Saved entries

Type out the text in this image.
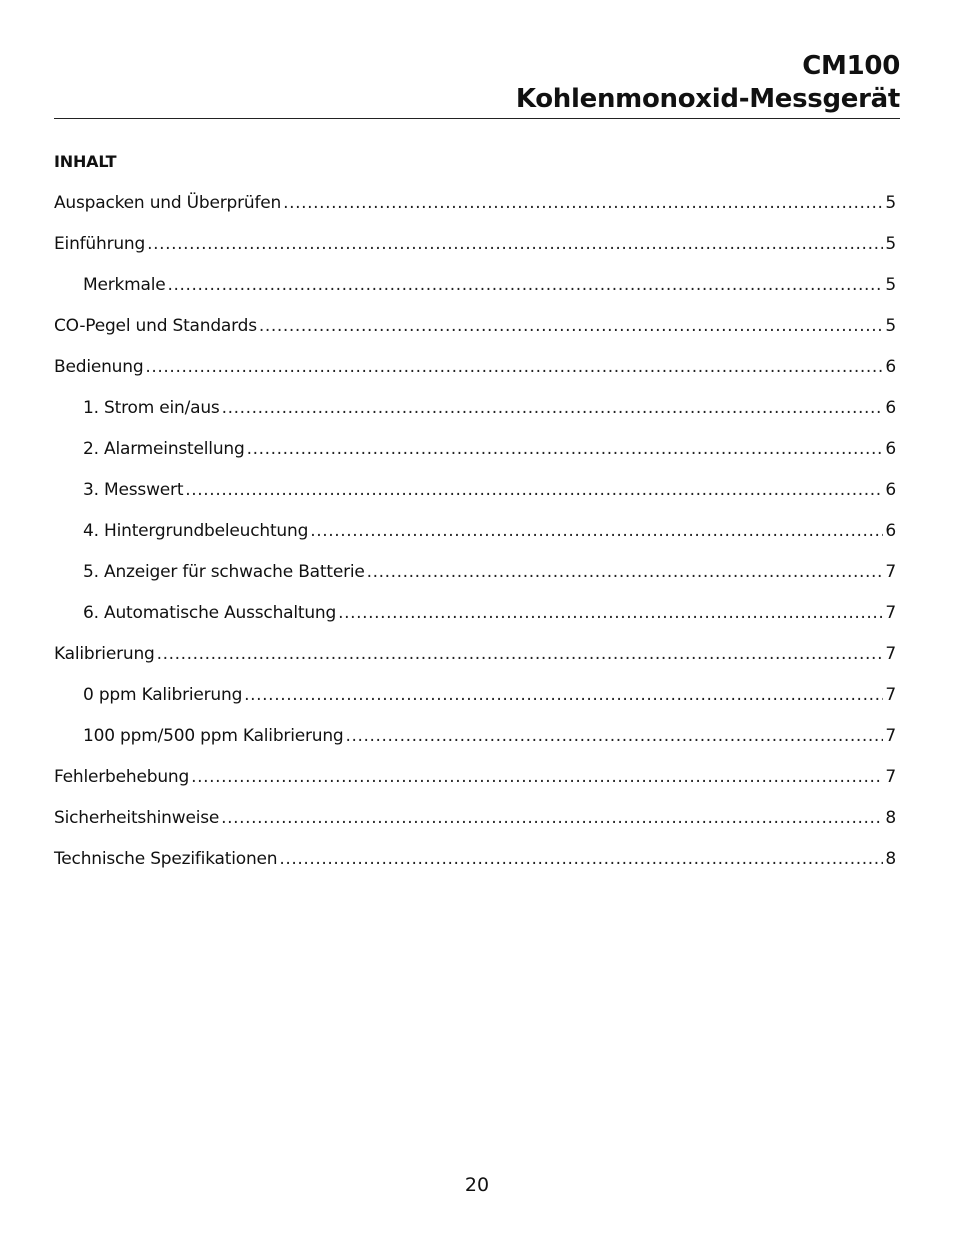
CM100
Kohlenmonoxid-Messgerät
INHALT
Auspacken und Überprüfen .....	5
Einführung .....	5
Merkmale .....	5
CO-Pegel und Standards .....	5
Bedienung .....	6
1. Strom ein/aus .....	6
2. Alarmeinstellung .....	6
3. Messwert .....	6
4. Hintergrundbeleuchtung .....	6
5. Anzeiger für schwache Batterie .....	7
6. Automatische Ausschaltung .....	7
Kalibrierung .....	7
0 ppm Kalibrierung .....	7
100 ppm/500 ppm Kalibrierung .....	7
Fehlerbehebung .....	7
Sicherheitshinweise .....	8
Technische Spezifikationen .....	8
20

▶ Prompt: Gather all lines with the string "Kalibrierung" from the data.

▶ Exercise output:
Kalibrierung .....	7
0 ppm Kalibrierung .....	7
100 ppm/500 ppm Kalibrierung .....	7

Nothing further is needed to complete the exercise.